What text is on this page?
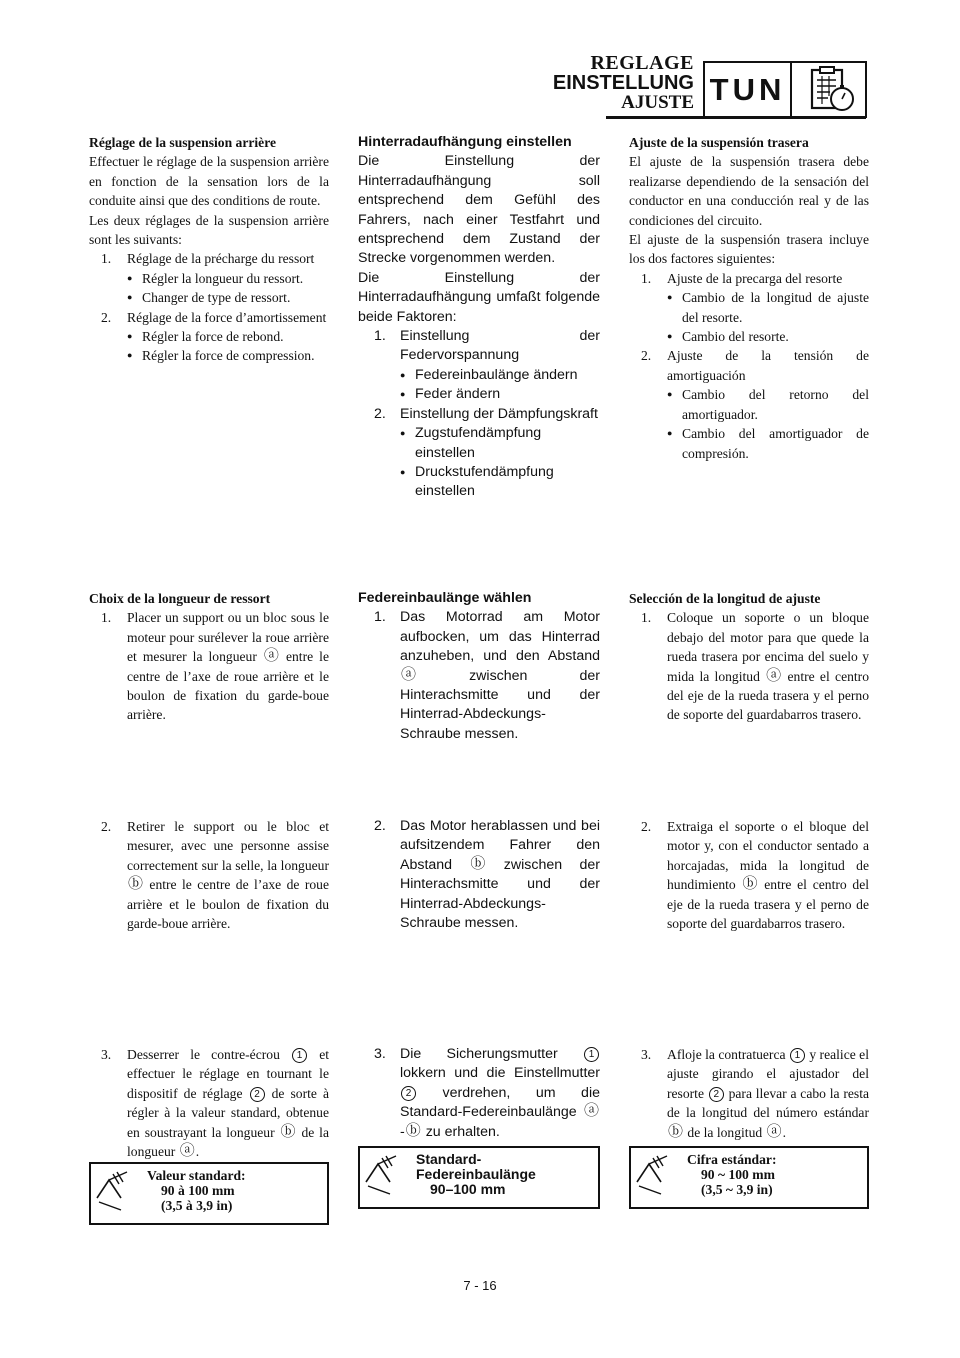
REGLAGE
EINSTELLUNG
AJUSTE TUN
Réglage de la suspension arrière
Effectuer le réglage de la suspension arrière en fonction de la sensation lors de la conduite ainsi que des conditions de route.
Les deux réglages de la suspension arrière sont les suivants:
1. Réglage de la précharge du ressort
● Régler la longueur du ressort.
● Changer de type de ressort.
2. Réglage de la force d’amortissement
● Régler la force de rebond.
● Régler la force de compression.
Hinterradaufhängung einstellen
Die Einstellung der Hinterradaufhängung soll entsprechend dem Gefühl des Fahrers, nach einer Testfahrt und entsprechend dem Zustand der Strecke vorgenommen werden.
Die Einstellung der Hinterradaufhängung umfaßt folgende beide Faktoren:
1. Einstellung der Federvorspannung
● Federeinbaulänge ändern
● Feder ändern
2. Einstellung der Dämpfungskraft
● Zugstufendämpfung einstellen
● Druckstufendämpfung einstellen
Ajuste de la suspensión trasera
El ajuste de la suspensión trasera debe realizarse dependiendo de la sensación del conductor en una conducción real y de las condiciones del circuito.
El ajuste de la suspensión trasera incluye los dos factores siguientes:
1. Ajuste de la precarga del resorte
● Cambio de la longitud de ajuste del resorte.
● Cambio del resorte.
2. Ajuste de la tensión de amortiguación
● Cambio del retorno del amortiguador.
● Cambio del amortiguador de compresión.
Choix de la longueur de ressort
1. Placer un support ou un bloc sous le moteur pour surélever la roue arrière et mesurer la longueur ⓐ entre le centre de l’axe de roue arrière et le boulon de fixation du garde-boue arrière.
Federeinbaulänge wählen
1. Das Motorrad am Motor aufbocken, um das Hinterrad anzuheben, und den Abstand ⓐ	zwischen der Hinterachsmitte und der Hinterrad-Abdeckungs-Schraube messen.
Selección de la longitud de ajuste
1. Coloque un soporte o un bloque debajo del motor para que quede la rueda trasera por encima del suelo y mida la longitud ⓐ entre el centro del eje de la rueda trasera y el perno de soporte del guardabarros trasero.
2. Retirer le support ou le bloc et mesurer, avec une personne assise correctement sur la selle, la longueur ⓑ entre le centre de l’axe de roue arrière et le boulon de fixation du garde-boue arrière.
2. Das Motor herablassen und bei aufsitzendem Fahrer den Abstand ⓑ zwischen der Hinterachsmitte und der Hinterrad-Abdeckungs-Schraube messen.
2. Extraiga el soporte o el bloque del motor y, con el conductor sentado a horcajadas, mida la longitud de hundimiento ⓑ entre el centro del eje de la rueda trasera y el perno de soporte del guardabarros trasero.
3. Desserrer le contre-écrou 1 et effectuer le réglage en tournant le dispositif de réglage 2 de sorte à régler à la valeur standard, obtenue en soustrayant la longueur ⓑ de la longueur ⓐ.
3. Die Sicherungsmutter	1 lokkern und die Einstellmutter 2 verdrehen, um die Standard-Federeinbaulänge ⓐ-ⓑ zu erhalten.
3. Afloje la contratuerca 1 y realice el ajuste girando el ajustador del resorte 2 para llevar a cabo la resta de la longitud del número estándar ⓑ de la longitud ⓐ.
Valeur standard:
90 à 100 mm
(3,5 à 3,9 in)
Standard-Federeinbaulänge
90–100 mm
Cifra estándar:
90 ~ 100 mm
(3,5 ~ 3,9 in)
7 - 16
···
→ TRY IT
Reproduce, word for word, everything in the listing above except the pictures.

→ REPLY
What text is on this page?
REGLAGE
EINSTELLUNG
AJUSTE TUN
Réglage de la suspension arrière
Effectuer le réglage de la suspension arrière en fonction de la sensation lors de la conduite ainsi que des conditions de route.
Les deux réglages de la suspension arrière sont les suivants:
1. Réglage de la précharge du ressort
● Régler la longueur du ressort.
● Changer de type de ressort.
2. Réglage de la force d’amortissement
● Régler la force de rebond.
● Régler la force de compression.
Hinterradaufhängung einstellen
Die Einstellung der Hinterradaufhängung soll entsprechend dem Gefühl des Fahrers, nach einer Testfahrt und entsprechend dem Zustand der Strecke vorgenommen werden.
Die Einstellung der Hinterradaufhängung umfaßt folgende beide Faktoren:
1. Einstellung der Federvorspannung
● Federeinbaulänge ändern
● Feder ändern
2. Einstellung der Dämpfungskraft
● Zugstufendämpfung einstellen
● Druckstufendämpfung einstellen
Ajuste de la suspensión trasera
El ajuste de la suspensión trasera debe realizarse dependiendo de la sensación del conductor en una conducción real y de las condiciones del circuito.
El ajuste de la suspensión trasera incluye los dos factores siguientes:
1. Ajuste de la precarga del resorte
● Cambio de la longitud de ajuste del resorte.
● Cambio del resorte.
2. Ajuste de la tensión de amortiguación
● Cambio del retorno del amortiguador.
● Cambio del amortiguador de compresión.
Choix de la longueur de ressort
1. Placer un support ou un bloc sous le moteur pour surélever la roue arrière et mesurer la longueur ⓐ entre le centre de l’axe de roue arrière et le boulon de fixation du garde-boue arrière.
Federeinbaulänge wählen
1. Das Motorrad am Motor aufbocken, um das Hinterrad anzuheben, und den Abstand ⓐ	zwischen der Hinterachsmitte und der Hinterrad-Abdeckungs-Schraube messen.
Selección de la longitud de ajuste
1. Coloque un soporte o un bloque debajo del motor para que quede la rueda trasera por encima del suelo y mida la longitud ⓐ entre el centro del eje de la rueda trasera y el perno de soporte del guardabarros trasero.
2. Retirer le support ou le bloc et mesurer, avec une personne assise correctement sur la selle, la longueur ⓑ entre le centre de l’axe de roue arrière et le boulon de fixation du garde-boue arrière.
2. Das Motor herablassen und bei aufsitzendem Fahrer den Abstand ⓑ zwischen der Hinterachsmitte und der Hinterrad-Abdeckungs-Schraube messen.
2. Extraiga el soporte o el bloque del motor y, con el conductor sentado a horcajadas, mida la longitud de hundimiento ⓑ entre el centro del eje de la rueda trasera y el perno de soporte del guardabarros trasero.
3. Desserrer le contre-écrou 1 et effectuer le réglage en tournant le dispositif de réglage 2 de sorte à régler à la valeur standard, obtenue en soustrayant la longueur ⓑ de la longueur ⓐ.
3. Die Sicherungsmutter	1 lokkern und die Einstellmutter 2 verdrehen, um die Standard-Federeinbaulänge ⓐ-ⓑ zu erhalten.
3. Afloje la contratuerca 1 y realice el ajuste girando el ajustador del resorte 2 para llevar a cabo la resta de la longitud del número estándar ⓑ de la longitud ⓐ.
Valeur standard:
90 à 100 mm
(3,5 à 3,9 in)
Standard-Federeinbaulänge
90–100 mm
Cifra estándar:
90 ~ 100 mm
(3,5 ~ 3,9 in)
7 - 16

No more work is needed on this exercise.